To be done:
Give back, unchanged, the lines of the first item from the line with "caption: (a) Conventional" through the line with "y-tick-label: 20 (391, 562, 401, 573)", including both of those lines and nothing else.

Information provided:
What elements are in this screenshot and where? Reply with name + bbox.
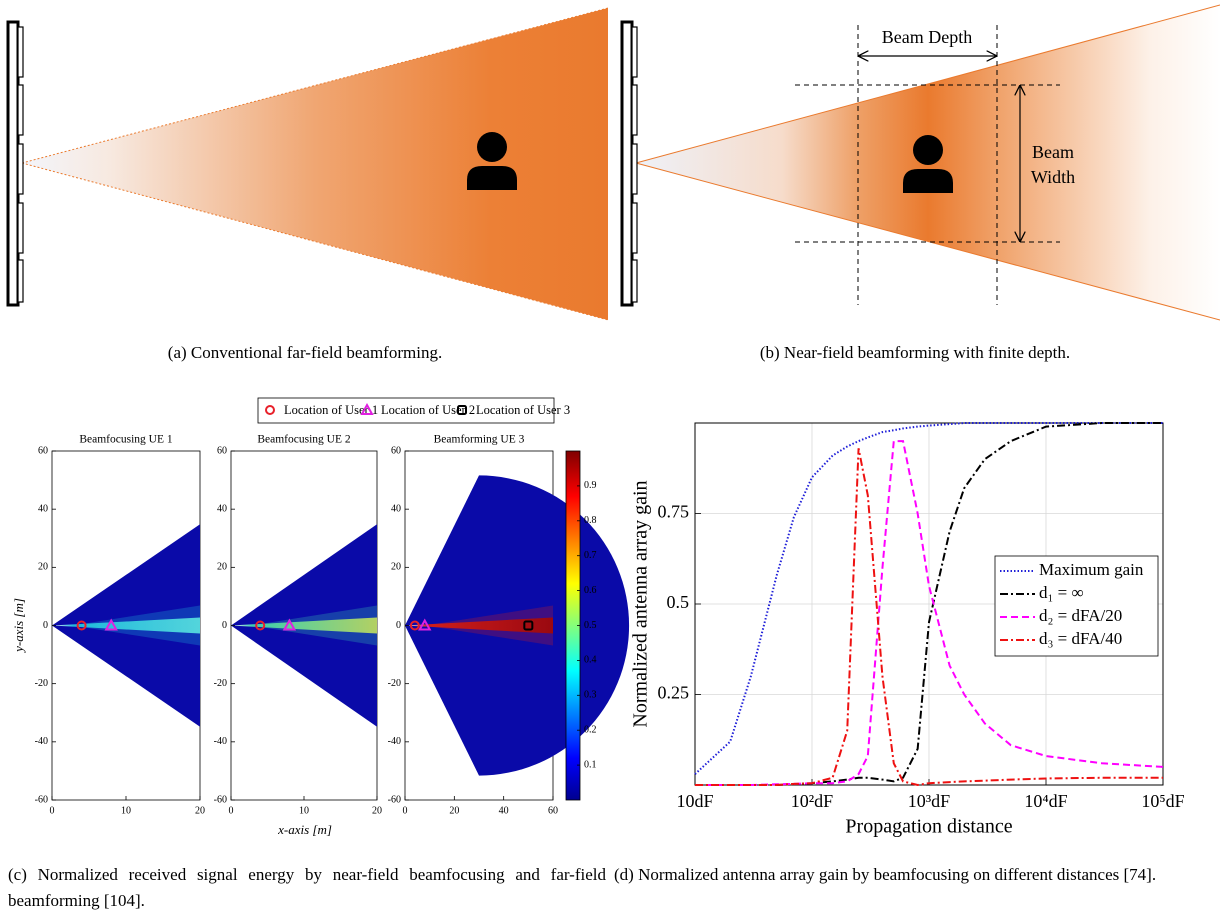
caption: (a) Conventional far-field beamforming. (0, 340, 610, 366)
colorbar-tick-label: 0.4 (584, 655, 597, 666)
colorbar-tick-label: 0.9 (584, 480, 597, 491)
x-tick-label: 10 (121, 805, 131, 816)
y-tick-label: 0.5 (667, 592, 690, 612)
x-tick-label: 40 (499, 805, 509, 816)
y-tick-label: 20 (391, 562, 401, 573)
colorbar-tick-label: 0.8 (584, 515, 597, 526)
x-tick-label: 10³dF (908, 791, 950, 811)
caption: (c) Normalized received signal energy by… (8, 862, 606, 914)
caption: (b) Near-field beamforming with finite d… (610, 340, 1220, 366)
y-tick-label: -60 (388, 794, 401, 805)
y-tick-label: 0 (222, 620, 227, 631)
x-tick-label: 20 (449, 805, 459, 816)
panel-d: 10dF 10²dF 10³dF 10⁴dF 10⁵dF 0.25 0.5 0.75 Maxim… (630, 423, 1185, 838)
y-tick-label: -20 (388, 678, 401, 689)
x-tick-label: 10²dF (791, 791, 833, 811)
y-tick-label: -40 (388, 736, 401, 747)
x-tick-label: 10⁵dF (1141, 791, 1184, 811)
x-tick-label: 10 (299, 805, 309, 816)
colorbar-tick-label: 0.1 (584, 759, 597, 770)
y-tick-label: 60 (217, 445, 227, 456)
y-tick-label: 60 (391, 445, 401, 456)
y-tick-label: -20 (214, 678, 227, 689)
x-tick-label: 0 (229, 805, 234, 816)
subplot-title: Beamfocusing UE 2 (257, 434, 351, 446)
x-tick-label: 60 (548, 805, 558, 816)
subplot-title: Beamfocusing UE 1 (79, 434, 173, 446)
antenna-array (622, 22, 637, 305)
y-tick-label: 20 (217, 562, 227, 573)
panel-a (8, 8, 608, 320)
legend-label: d₃ = dFA/40 (1039, 629, 1122, 648)
colorbar-tick-label: 0.6 (584, 585, 597, 596)
x-tick-label: 20 (372, 805, 382, 816)
y-tick-label: 40 (217, 503, 227, 514)
legend-label: Location of User 3 (476, 403, 570, 417)
width-label: Beam (1032, 142, 1074, 162)
panel-b: Beam Depth Beam Width (622, 5, 1220, 320)
x-axis-label: Propagation distance (845, 816, 1012, 838)
y-tick-label: -20 (35, 678, 48, 689)
depth-label: Beam Depth (882, 27, 972, 47)
subplot-title: Beamforming UE 3 (434, 434, 525, 446)
legend-label: d₁ = ∞ (1039, 583, 1084, 602)
caption: (d) Normalized antenna array gain by bea… (614, 862, 1212, 888)
x-tick-label: 0 (50, 805, 55, 816)
y-tick-label: -60 (35, 794, 48, 805)
beam-cone (22, 8, 608, 320)
x-tick-label: 20 (195, 805, 205, 816)
y-tick-label: 0.25 (658, 683, 690, 703)
page: { "panel_a": {"caption": "(a) Convention… (0, 0, 1220, 920)
colorbar-tick-label: 0.5 (584, 620, 597, 631)
y-tick-label: 0.75 (658, 502, 690, 522)
x-tick-label: 10dF (676, 791, 713, 811)
legend-label: d₂ = dFA/20 (1039, 606, 1122, 625)
figure: Beam Depth Beam Width Location of User 1… (0, 0, 1220, 860)
y-tick-label: -60 (214, 794, 227, 805)
y-tick-label: 20 (38, 562, 48, 573)
width-label: Width (1031, 167, 1075, 187)
y-tick-label: 60 (38, 445, 48, 456)
y-axis-label: y-axis [m] (11, 598, 26, 654)
x-tick-label: 0 (403, 805, 408, 816)
y-tick-label: 40 (38, 503, 48, 514)
y-tick-label: -40 (214, 736, 227, 747)
x-tick-label: 10⁴dF (1024, 791, 1067, 811)
antenna-array (8, 22, 23, 305)
y-tick-label: 0 (396, 620, 401, 631)
x-axis-label: x-axis [m] (277, 822, 332, 837)
colorbar-tick-label: 0.2 (584, 724, 597, 735)
colorbar-tick-label: 0.3 (584, 690, 597, 701)
y-tick-label: 0 (43, 620, 48, 631)
y-tick-label: 40 (391, 503, 401, 514)
y-tick-label: -40 (35, 736, 48, 747)
legend-label: Maximum gain (1039, 560, 1144, 579)
colorbar-tick-label: 0.7 (584, 550, 597, 561)
y-axis-label: Normalized antenna array gain (630, 480, 652, 727)
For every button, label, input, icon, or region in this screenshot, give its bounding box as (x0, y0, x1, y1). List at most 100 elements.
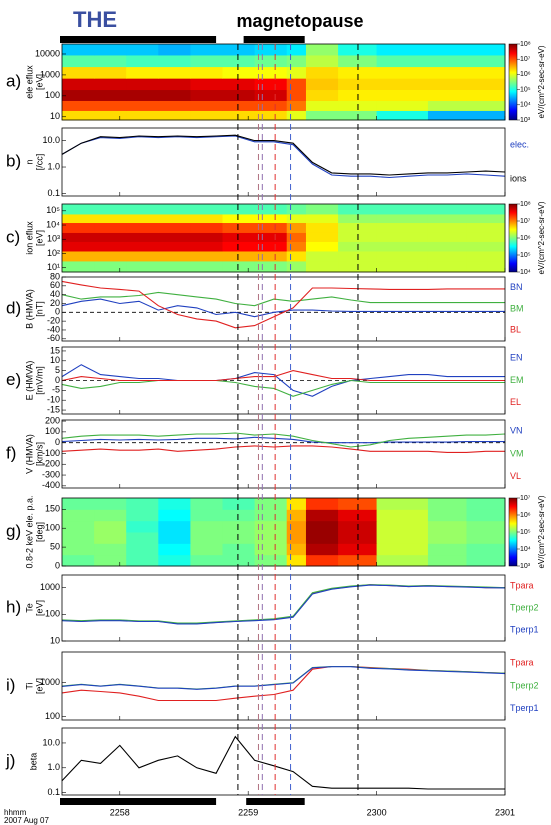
panel-frame (61, 43, 506, 121)
spectrogram-cell (126, 44, 159, 56)
y-tick-label: -300 (42, 469, 60, 479)
spectrogram-cell (190, 509, 224, 522)
y-tick-label: 1.0 (47, 762, 60, 772)
spectrogram-cell (94, 222, 127, 233)
spectrogram-cell (190, 213, 224, 224)
spectrogram-cell (126, 260, 159, 273)
y-tick-label: 0 (55, 307, 60, 317)
spectrogram-cell (158, 250, 191, 262)
spectrogram-cell (376, 204, 429, 215)
spectrogram-cell (254, 520, 288, 533)
spectrogram-cell (222, 54, 256, 68)
y-axis-label: Ti (24, 682, 34, 689)
y-tick-label: 10⁵ (46, 205, 60, 215)
spectrogram-cell (376, 213, 429, 224)
y-tick-label: 0.1 (47, 787, 60, 797)
spectrogram-cell (254, 89, 288, 101)
y-tick-label: 0 (55, 437, 60, 447)
spectrogram-cell (94, 532, 127, 544)
panel-frame (61, 497, 506, 567)
legend-label: ions (510, 173, 527, 183)
colorbar (508, 43, 518, 121)
spectrogram-cell (286, 66, 307, 79)
y-tick-label: 10 (50, 635, 60, 645)
spectrogram-cell (62, 520, 95, 533)
spectrogram-cell (62, 554, 95, 567)
subtitle: magnetopause (236, 11, 363, 31)
y-axis-label: 0.8-2 keV ele. p.a. (24, 495, 34, 568)
x-axis-label: hhmm (4, 808, 27, 817)
spectrogram-cell (254, 498, 288, 510)
spectrogram-cell (158, 543, 191, 556)
series-line (61, 584, 506, 624)
spectrogram-cell (158, 232, 191, 242)
y-tick-label: -200 (42, 459, 60, 469)
x-tick-label: 2259 (238, 807, 258, 817)
spectrogram-cell (254, 100, 288, 111)
spectrogram-cell (158, 89, 191, 101)
spectrogram-cell (376, 250, 429, 262)
y-tick-label: 10³ (47, 234, 60, 244)
spectrogram-cell (62, 204, 95, 215)
spectrogram-cell (62, 509, 95, 522)
spectrogram-cell (62, 66, 95, 79)
spectrogram-cell (254, 250, 288, 262)
spectrogram-cell (376, 260, 429, 273)
series-line (61, 735, 505, 790)
spectrogram-cell (222, 498, 256, 510)
spectrogram-cell (286, 498, 307, 510)
colorbar-tick-label: 10⁶ (520, 71, 531, 78)
spectrogram-cell (254, 54, 288, 68)
spectrogram-cell (305, 204, 339, 215)
spectrogram-cell (94, 66, 127, 79)
spectrogram-cell (62, 110, 95, 121)
spectrogram-cell (62, 213, 95, 224)
y-tick-label: 20 (50, 298, 60, 308)
y-axis-label: n (24, 159, 34, 164)
spectrogram-cell (305, 89, 339, 101)
y-tick-label: 10.0 (42, 737, 60, 747)
series-line (61, 298, 505, 318)
spectrogram-cell (466, 44, 506, 56)
spectrogram-cell (222, 204, 256, 215)
spectrogram-cell (305, 100, 339, 111)
spectrogram-cell (190, 498, 224, 510)
spectrogram-cell (62, 89, 95, 101)
spectrogram-cell (62, 241, 95, 252)
spectrogram-cell (190, 520, 224, 533)
spectrogram-cell (190, 260, 224, 273)
spectrogram-cell (222, 260, 256, 273)
spectrogram-cell (305, 241, 339, 252)
spectrogram-cell (190, 100, 224, 111)
date-label: 2007 Aug 07 (4, 816, 49, 825)
y-tick-label: 10⁴ (46, 219, 60, 229)
y-tick-label: 10 (50, 111, 60, 121)
spectrogram-cell (126, 54, 159, 68)
spectrogram-cell (286, 78, 307, 91)
spectrogram-cell (158, 554, 191, 567)
spectrogram-cell (427, 260, 467, 273)
spectrogram-cell (222, 222, 256, 233)
spectrogram-cell (305, 554, 339, 567)
spectrogram-cell (305, 260, 339, 273)
spectrogram-cell (305, 78, 339, 91)
spectrogram-cell (376, 232, 429, 242)
spectrogram-cell (286, 241, 307, 252)
y-tick-label: -10 (47, 395, 60, 405)
y-axis-label: [km/s] (34, 442, 44, 466)
y-axis-label: [/cc] (34, 154, 44, 171)
colorbar-tick-label: 10⁷ (520, 56, 531, 63)
spectrogram-cell (466, 89, 506, 101)
spectrogram-cell (254, 66, 288, 79)
y-axis-label: [eV] (34, 230, 44, 246)
spectrogram-cell (286, 509, 307, 522)
colorbar-tick-label: 10⁴ (520, 269, 531, 276)
spectrogram-cell (222, 543, 256, 556)
spectrogram-cell (427, 54, 467, 68)
spectrogram-cell (254, 213, 288, 224)
spectrogram-cell (376, 89, 429, 101)
legend-label: Tperp1 (510, 624, 539, 634)
colorbar-tick-label: 10⁶ (520, 235, 531, 242)
spectrogram-cell (158, 78, 191, 91)
legend-label: EM (510, 375, 524, 385)
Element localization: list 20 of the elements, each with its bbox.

The result:
caption: (a) Conventional far-field beamforming. (0, 340, 610, 366)
colorbar-tick-label: 0.4 (584, 655, 597, 666)
colorbar-tick-label: 0.9 (584, 480, 597, 491)
x-tick-label: 10 (121, 805, 131, 816)
y-tick-label: 0.5 (667, 592, 690, 612)
x-tick-label: 40 (499, 805, 509, 816)
y-tick-label: 20 (391, 562, 401, 573)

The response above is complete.